─── SOURCE INFORMATION

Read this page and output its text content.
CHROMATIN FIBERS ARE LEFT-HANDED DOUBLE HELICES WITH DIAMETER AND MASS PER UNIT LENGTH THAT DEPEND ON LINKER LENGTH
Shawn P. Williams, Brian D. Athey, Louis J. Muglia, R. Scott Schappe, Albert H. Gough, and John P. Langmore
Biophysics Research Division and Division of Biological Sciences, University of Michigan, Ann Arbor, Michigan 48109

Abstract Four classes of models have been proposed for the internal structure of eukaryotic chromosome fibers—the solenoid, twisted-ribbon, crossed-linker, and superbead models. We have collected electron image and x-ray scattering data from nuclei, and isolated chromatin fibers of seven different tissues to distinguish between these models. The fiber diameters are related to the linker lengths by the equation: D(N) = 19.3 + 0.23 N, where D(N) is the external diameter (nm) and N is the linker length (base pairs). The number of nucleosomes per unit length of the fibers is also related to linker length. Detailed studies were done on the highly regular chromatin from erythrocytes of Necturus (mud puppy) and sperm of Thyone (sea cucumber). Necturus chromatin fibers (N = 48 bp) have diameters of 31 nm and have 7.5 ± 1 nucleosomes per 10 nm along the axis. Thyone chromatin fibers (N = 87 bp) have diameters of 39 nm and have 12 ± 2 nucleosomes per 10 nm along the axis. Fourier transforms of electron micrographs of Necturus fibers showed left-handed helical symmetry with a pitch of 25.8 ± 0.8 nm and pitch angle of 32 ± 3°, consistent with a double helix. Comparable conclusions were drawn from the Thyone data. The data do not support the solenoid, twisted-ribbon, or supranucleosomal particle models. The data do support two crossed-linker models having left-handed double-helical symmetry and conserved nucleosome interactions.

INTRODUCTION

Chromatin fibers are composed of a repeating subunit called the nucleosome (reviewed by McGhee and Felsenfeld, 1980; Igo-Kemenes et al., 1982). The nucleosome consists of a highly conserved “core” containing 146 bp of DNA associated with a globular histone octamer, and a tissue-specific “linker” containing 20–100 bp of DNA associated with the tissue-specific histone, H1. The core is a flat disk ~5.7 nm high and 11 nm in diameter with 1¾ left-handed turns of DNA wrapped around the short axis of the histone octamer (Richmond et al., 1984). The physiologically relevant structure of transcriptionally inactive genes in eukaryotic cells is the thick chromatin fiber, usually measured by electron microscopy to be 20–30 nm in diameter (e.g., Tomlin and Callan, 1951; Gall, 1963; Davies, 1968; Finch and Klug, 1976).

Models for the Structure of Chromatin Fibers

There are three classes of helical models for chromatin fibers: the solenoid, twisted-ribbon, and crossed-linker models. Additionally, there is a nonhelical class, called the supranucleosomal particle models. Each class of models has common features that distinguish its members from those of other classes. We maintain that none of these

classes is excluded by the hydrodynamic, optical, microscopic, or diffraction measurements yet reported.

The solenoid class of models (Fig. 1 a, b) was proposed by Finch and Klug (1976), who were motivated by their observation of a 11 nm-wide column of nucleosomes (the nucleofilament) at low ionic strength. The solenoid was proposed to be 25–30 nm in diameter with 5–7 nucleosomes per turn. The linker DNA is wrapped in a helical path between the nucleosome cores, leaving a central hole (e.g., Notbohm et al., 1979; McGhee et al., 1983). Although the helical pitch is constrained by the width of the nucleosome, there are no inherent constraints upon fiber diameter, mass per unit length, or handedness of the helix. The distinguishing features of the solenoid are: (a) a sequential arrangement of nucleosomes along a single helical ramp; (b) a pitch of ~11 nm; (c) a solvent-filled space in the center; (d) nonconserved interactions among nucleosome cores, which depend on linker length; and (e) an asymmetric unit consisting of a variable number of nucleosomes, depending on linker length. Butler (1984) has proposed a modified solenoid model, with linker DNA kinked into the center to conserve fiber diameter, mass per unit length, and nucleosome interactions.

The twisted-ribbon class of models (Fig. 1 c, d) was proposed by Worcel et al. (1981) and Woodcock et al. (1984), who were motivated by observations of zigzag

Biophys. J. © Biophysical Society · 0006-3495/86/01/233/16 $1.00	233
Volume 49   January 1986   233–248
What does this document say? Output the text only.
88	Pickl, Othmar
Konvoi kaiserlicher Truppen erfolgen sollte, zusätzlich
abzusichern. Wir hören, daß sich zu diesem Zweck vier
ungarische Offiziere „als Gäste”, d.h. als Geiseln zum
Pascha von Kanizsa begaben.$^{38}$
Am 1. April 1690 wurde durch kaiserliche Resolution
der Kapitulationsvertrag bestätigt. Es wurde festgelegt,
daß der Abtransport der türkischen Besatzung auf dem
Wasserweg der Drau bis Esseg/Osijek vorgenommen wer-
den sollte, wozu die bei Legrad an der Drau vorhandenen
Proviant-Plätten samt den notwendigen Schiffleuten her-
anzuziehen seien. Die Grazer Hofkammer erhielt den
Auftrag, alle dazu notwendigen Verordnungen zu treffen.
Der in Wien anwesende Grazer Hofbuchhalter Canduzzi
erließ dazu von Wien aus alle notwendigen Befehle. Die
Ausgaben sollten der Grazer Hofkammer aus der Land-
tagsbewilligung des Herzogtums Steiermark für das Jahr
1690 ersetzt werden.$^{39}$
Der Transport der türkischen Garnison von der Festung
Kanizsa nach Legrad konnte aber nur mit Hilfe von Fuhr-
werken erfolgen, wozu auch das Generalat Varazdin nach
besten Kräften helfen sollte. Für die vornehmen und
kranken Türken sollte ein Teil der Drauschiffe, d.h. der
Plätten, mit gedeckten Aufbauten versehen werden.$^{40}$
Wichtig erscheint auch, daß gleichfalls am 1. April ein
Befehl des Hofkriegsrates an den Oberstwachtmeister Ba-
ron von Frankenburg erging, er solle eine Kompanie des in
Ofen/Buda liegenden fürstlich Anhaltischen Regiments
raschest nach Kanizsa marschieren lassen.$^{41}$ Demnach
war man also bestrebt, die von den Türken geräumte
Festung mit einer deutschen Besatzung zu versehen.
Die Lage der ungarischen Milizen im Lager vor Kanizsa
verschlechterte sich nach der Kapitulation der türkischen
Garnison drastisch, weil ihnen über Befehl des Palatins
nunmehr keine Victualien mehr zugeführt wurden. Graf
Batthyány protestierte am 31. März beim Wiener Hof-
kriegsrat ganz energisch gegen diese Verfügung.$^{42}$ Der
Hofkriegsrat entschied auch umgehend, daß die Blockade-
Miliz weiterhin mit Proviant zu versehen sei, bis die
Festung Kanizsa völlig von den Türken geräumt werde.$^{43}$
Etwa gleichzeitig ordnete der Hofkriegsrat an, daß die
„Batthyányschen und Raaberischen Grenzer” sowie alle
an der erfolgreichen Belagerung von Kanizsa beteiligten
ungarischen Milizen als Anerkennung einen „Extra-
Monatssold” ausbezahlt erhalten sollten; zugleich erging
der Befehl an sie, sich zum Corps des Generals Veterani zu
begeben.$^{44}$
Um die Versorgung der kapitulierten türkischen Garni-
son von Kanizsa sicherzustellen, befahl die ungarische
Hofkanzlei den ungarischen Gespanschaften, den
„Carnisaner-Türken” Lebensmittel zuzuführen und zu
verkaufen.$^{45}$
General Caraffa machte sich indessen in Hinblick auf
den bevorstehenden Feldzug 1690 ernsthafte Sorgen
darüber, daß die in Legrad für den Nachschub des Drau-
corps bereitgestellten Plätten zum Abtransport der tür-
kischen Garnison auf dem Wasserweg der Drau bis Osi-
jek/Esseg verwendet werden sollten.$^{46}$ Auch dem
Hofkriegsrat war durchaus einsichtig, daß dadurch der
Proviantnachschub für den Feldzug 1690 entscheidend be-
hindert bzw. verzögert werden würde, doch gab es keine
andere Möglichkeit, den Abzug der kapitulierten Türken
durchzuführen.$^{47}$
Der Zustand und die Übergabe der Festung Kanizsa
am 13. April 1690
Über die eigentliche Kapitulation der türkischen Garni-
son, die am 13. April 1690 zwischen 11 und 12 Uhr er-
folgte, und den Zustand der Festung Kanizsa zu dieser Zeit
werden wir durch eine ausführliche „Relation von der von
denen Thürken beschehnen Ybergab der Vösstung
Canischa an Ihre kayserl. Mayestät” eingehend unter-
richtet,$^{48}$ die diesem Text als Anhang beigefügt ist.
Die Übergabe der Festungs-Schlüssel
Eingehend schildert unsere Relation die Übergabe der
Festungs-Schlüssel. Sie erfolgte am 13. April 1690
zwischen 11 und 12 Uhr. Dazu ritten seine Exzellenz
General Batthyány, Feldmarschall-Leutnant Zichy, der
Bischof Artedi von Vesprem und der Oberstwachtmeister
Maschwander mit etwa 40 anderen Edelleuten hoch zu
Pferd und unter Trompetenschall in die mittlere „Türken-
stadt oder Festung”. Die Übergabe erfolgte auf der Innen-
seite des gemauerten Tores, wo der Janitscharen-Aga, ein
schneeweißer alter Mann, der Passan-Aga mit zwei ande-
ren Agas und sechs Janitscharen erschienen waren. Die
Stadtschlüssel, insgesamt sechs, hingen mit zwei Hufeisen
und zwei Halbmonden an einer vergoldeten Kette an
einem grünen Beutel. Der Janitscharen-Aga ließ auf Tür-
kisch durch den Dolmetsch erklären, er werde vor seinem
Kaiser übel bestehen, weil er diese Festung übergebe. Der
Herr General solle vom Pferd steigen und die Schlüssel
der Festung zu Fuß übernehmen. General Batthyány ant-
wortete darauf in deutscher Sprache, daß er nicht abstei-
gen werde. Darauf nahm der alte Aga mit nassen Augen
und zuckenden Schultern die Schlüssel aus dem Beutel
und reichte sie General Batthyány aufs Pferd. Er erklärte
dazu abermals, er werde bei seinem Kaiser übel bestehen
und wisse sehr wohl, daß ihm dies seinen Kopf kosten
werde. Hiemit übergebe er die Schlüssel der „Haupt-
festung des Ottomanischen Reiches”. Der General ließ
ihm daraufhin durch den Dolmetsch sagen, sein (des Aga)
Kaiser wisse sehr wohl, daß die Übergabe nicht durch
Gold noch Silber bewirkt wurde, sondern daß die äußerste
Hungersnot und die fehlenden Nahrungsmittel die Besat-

──────

- [WHAT YOU WILL DO]: Filter the entries and copy out every line with the word "this".

- [ANSWER BELOW]:
Read this page and output its text content.
What does this document say? Output the text only.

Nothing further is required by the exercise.